Your goal -
Where the string "refs" occurs in the material below, report the whole line.

Material supplied -
------

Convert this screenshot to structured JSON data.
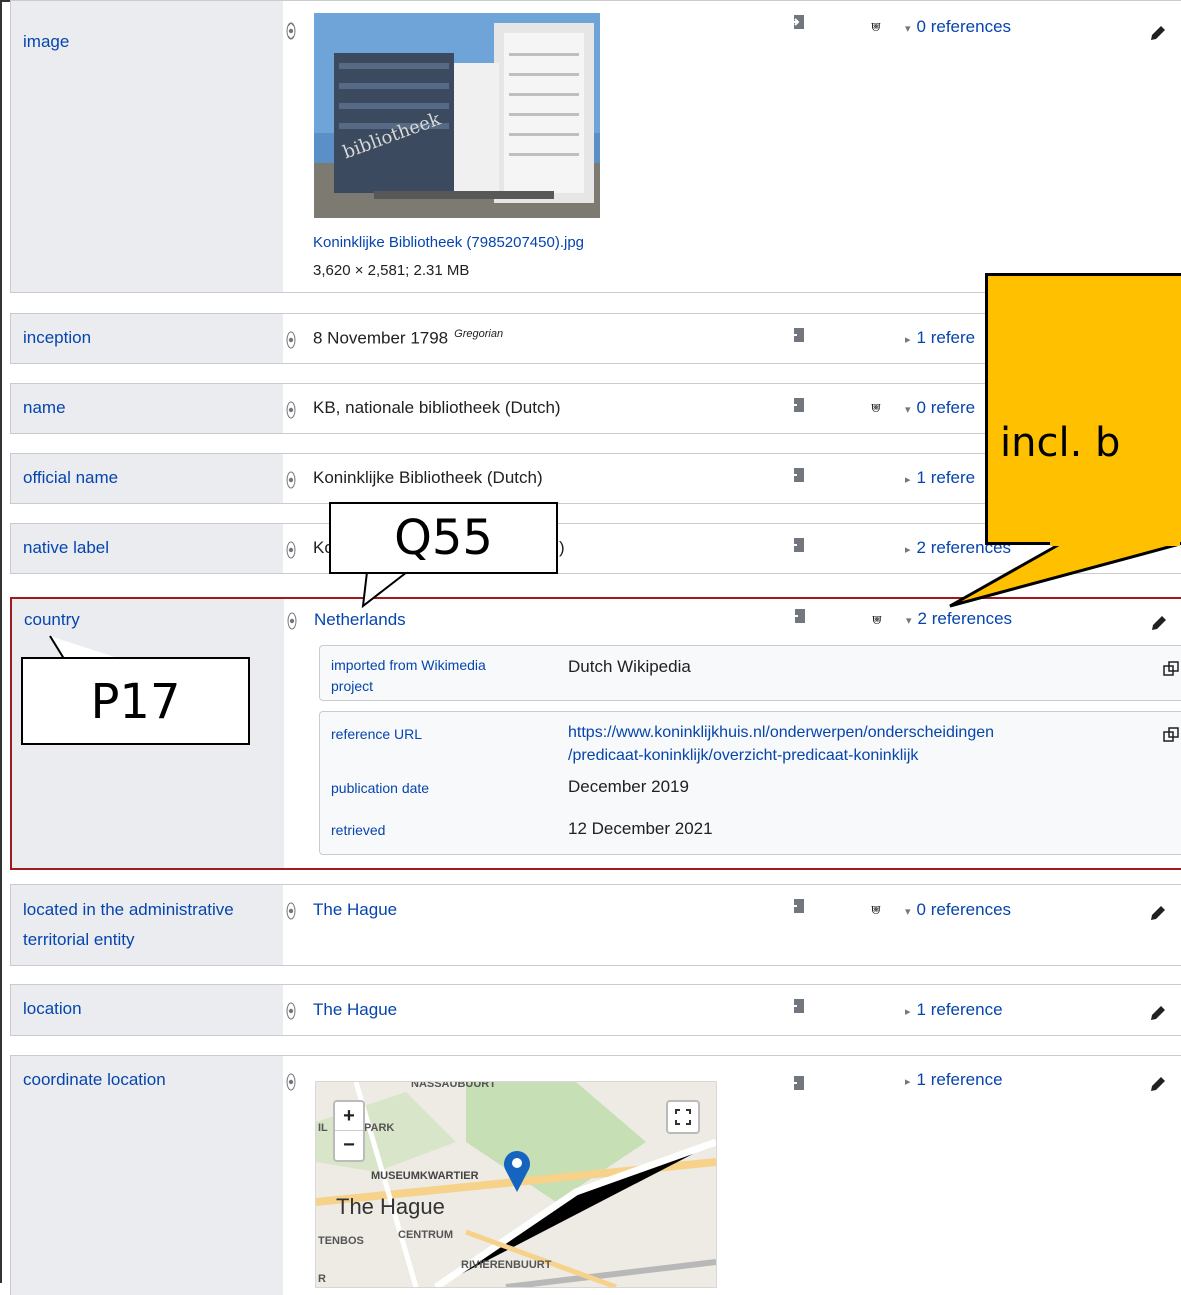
{
  "statements": [
    {
      "property": "image",
      "file_name": "Koninklijke Bibliotheek (7985207450).jpg",
      "file_info": "3,620 × 2,581; 2.31 MB",
      "refs": "0 references"
    },
    {
      "property": "inception",
      "value": "8 November 1798",
      "qualifier": "Gregorian",
      "refs": "1 refere"
    },
    {
      "property": "name",
      "value": "KB, nationale bibliotheek (Dutch)",
      "refs": "0 refere"
    },
    {
      "property": "official name",
      "value": "Koninklijke Bibliotheek (Dutch)",
      "refs": "1 refere"
    },
    {
      "property": "native label",
      "value_prefix": "Ko",
      "value_suffix": ")",
      "refs": "2 references"
    },
    {
      "property": "country",
      "value": "Netherlands",
      "refs": "2 references",
      "references": [
        {
          "rows": [
            {
              "prop": "imported from Wikimedia project",
              "value": "Dutch Wikipedia"
            }
          ]
        },
        {
          "rows": [
            {
              "prop": "reference URL",
              "value_line1": "https://www.koninklijkhuis.nl/onderwerpen/onderscheidingen",
              "value_line2": "/predicaat-koninklijk/overzicht-predicaat-koninklijk"
            },
            {
              "prop": "publication date",
              "value": "December 2019"
            },
            {
              "prop": "retrieved",
              "value": "12 December 2021"
            }
          ]
        }
      ]
    },
    {
      "property": "located in the administrative territorial entity",
      "value": "The Hague",
      "refs": "0 references"
    },
    {
      "property": "location",
      "value": "The Hague",
      "refs": "1 reference"
    },
    {
      "property": "coordinate location",
      "refs": "1 reference",
      "map": {
        "labels": [
          "NASSAUBUURT",
          "PARK",
          "MUSEUMKWARTIER",
          "The Hague",
          "CENTRUM",
          "RIVIERENBUURT",
          "TENBOS",
          "IL",
          "R"
        ],
        "zoom_in": "+",
        "zoom_out": "−"
      }
    }
  ],
  "callouts": {
    "q55": "Q55",
    "p17": "P17",
    "yellow": "incl. b"
  },
  "colors": {
    "link": "#0645ad",
    "highlight_border": "#a2191b",
    "callout_yellow": "#ffc000"
  }
}
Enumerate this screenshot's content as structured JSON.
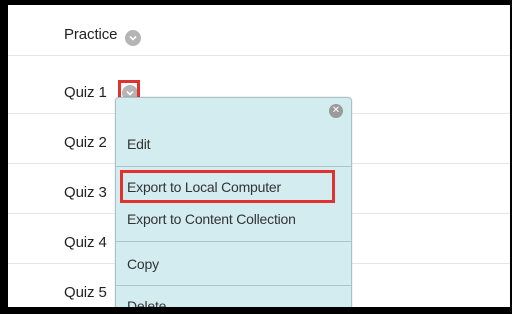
{
  "items": [
    {
      "label": "Practice"
    },
    {
      "label": "Quiz 1"
    },
    {
      "label": "Quiz 2"
    },
    {
      "label": "Quiz 3"
    },
    {
      "label": "Quiz 4"
    },
    {
      "label": "Quiz 5"
    }
  ],
  "menu": {
    "edit": "Edit",
    "export_local": "Export to Local Computer",
    "export_collection": "Export to Content Collection",
    "copy": "Copy",
    "delete": "Delete"
  },
  "colors": {
    "highlight": "#e0322e",
    "menu_bg": "#d3ecf0",
    "chevron": "#b5b5b5"
  }
}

------

Reply -
      "refs": "0 references"
      "refs": "1 refere"
      "refs": "0 refere"
      "refs": "1 refere"
      "refs": "2 references"
      "refs": "2 references",
      "refs": "0 references"
      "refs": "1 reference"
      "refs": "1 reference",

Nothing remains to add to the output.